**Written problem:** Scan the entries and tally the lines that include the string "rose". Reply with the figure alone.

------ Given information

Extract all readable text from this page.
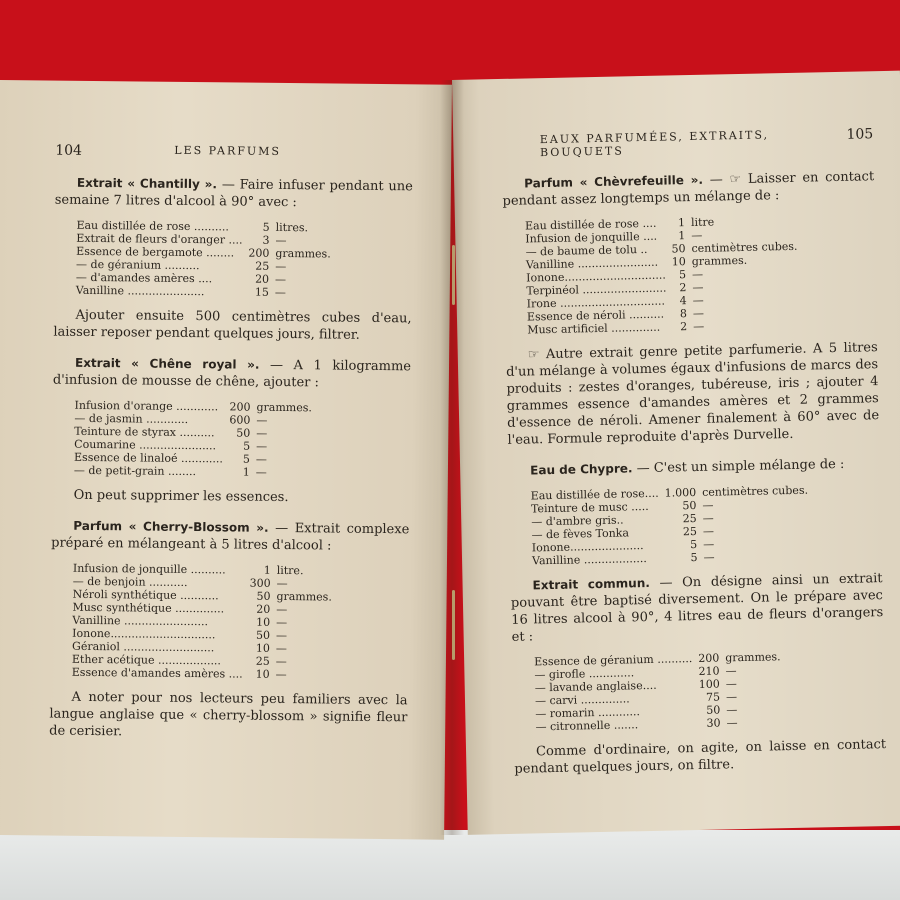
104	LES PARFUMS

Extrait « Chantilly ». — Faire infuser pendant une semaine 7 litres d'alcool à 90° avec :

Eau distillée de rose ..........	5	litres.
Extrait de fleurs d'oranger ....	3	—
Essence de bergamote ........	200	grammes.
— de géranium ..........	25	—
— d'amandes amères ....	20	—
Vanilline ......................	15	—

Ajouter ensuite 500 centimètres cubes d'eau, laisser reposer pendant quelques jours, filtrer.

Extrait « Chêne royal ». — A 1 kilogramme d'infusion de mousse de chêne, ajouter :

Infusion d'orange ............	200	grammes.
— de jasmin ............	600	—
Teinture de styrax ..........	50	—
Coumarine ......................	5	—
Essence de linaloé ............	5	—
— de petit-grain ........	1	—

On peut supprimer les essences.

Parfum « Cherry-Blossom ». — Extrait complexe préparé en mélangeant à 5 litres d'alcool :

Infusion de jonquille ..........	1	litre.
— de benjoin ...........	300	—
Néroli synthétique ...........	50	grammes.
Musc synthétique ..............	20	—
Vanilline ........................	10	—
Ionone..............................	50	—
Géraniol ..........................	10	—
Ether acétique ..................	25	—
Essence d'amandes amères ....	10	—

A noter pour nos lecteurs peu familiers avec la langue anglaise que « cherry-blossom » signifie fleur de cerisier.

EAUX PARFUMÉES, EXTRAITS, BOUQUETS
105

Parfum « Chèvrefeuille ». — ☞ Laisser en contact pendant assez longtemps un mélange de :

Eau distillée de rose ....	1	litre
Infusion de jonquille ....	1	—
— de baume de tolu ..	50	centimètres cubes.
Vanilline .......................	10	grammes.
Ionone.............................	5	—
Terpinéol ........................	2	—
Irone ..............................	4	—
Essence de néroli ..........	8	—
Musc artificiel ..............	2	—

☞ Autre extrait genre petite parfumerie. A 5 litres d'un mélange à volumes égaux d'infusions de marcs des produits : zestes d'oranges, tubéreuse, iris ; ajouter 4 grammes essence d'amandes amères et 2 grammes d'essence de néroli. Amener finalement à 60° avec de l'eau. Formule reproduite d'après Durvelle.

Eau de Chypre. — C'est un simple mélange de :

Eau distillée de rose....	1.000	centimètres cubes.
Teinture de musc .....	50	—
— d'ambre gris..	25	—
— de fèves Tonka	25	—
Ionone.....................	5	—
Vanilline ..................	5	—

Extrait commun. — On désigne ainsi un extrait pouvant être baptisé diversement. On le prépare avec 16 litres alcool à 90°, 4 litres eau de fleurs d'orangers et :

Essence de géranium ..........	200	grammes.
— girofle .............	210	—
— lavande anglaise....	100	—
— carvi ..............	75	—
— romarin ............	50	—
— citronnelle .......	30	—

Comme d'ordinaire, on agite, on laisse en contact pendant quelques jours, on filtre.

------------
------ Given information

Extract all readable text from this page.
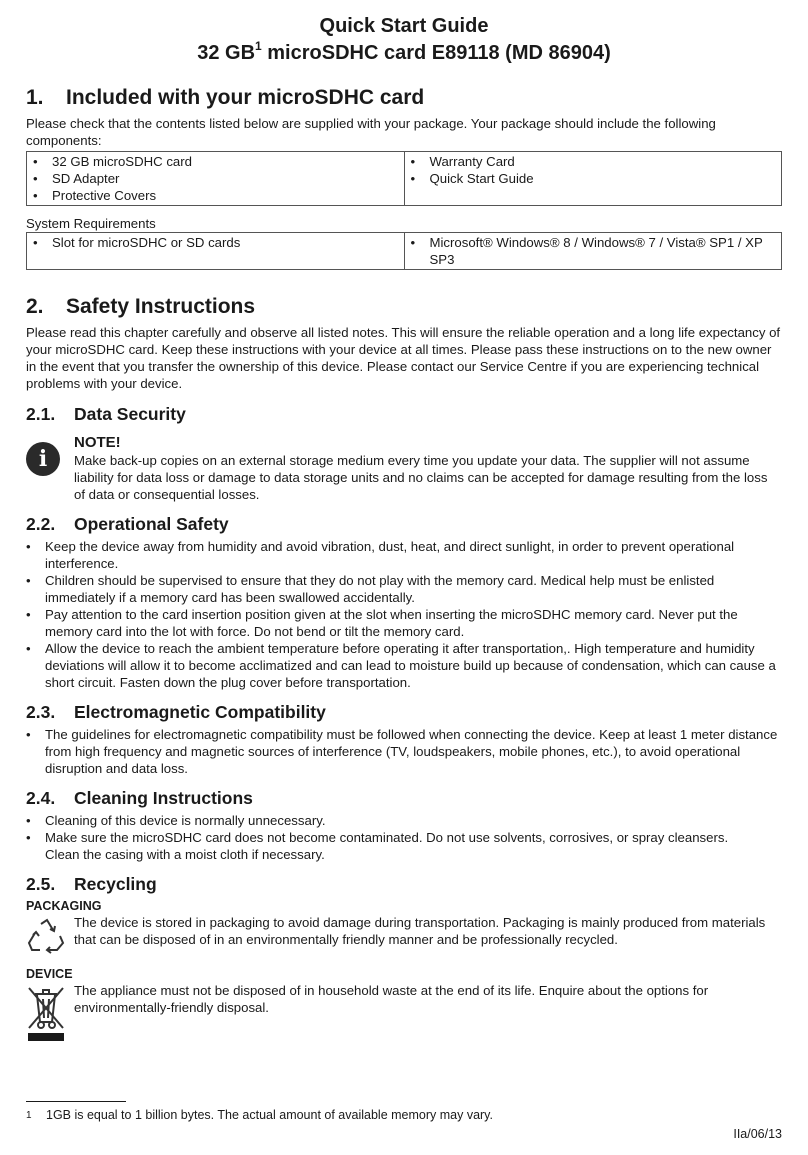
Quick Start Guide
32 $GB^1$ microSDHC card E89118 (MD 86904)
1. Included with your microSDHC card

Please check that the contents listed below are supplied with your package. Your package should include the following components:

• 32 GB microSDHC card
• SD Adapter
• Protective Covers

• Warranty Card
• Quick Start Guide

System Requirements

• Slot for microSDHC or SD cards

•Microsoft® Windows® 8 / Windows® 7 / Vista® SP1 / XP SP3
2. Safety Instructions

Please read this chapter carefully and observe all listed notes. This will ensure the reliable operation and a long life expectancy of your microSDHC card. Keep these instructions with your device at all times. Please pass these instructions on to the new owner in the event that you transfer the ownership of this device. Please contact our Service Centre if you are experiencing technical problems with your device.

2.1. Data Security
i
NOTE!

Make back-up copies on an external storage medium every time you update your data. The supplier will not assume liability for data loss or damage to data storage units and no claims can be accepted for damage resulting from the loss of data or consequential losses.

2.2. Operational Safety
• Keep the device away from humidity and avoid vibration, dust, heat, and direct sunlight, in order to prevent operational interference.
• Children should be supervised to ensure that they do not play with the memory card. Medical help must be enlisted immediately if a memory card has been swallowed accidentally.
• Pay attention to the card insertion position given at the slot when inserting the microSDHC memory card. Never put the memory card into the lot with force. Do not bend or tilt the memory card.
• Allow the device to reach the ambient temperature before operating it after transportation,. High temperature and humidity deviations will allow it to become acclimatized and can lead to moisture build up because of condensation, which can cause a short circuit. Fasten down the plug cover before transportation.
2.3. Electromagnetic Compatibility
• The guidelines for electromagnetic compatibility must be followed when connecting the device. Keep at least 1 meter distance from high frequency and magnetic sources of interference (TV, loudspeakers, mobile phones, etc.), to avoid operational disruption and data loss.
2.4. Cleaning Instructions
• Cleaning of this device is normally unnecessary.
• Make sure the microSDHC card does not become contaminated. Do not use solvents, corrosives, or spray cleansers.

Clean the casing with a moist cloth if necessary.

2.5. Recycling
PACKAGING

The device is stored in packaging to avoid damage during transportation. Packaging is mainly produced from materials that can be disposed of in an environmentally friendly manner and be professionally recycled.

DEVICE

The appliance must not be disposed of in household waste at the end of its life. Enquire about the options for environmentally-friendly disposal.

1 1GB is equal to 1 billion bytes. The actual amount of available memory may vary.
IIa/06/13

------------

**Answer below:** 3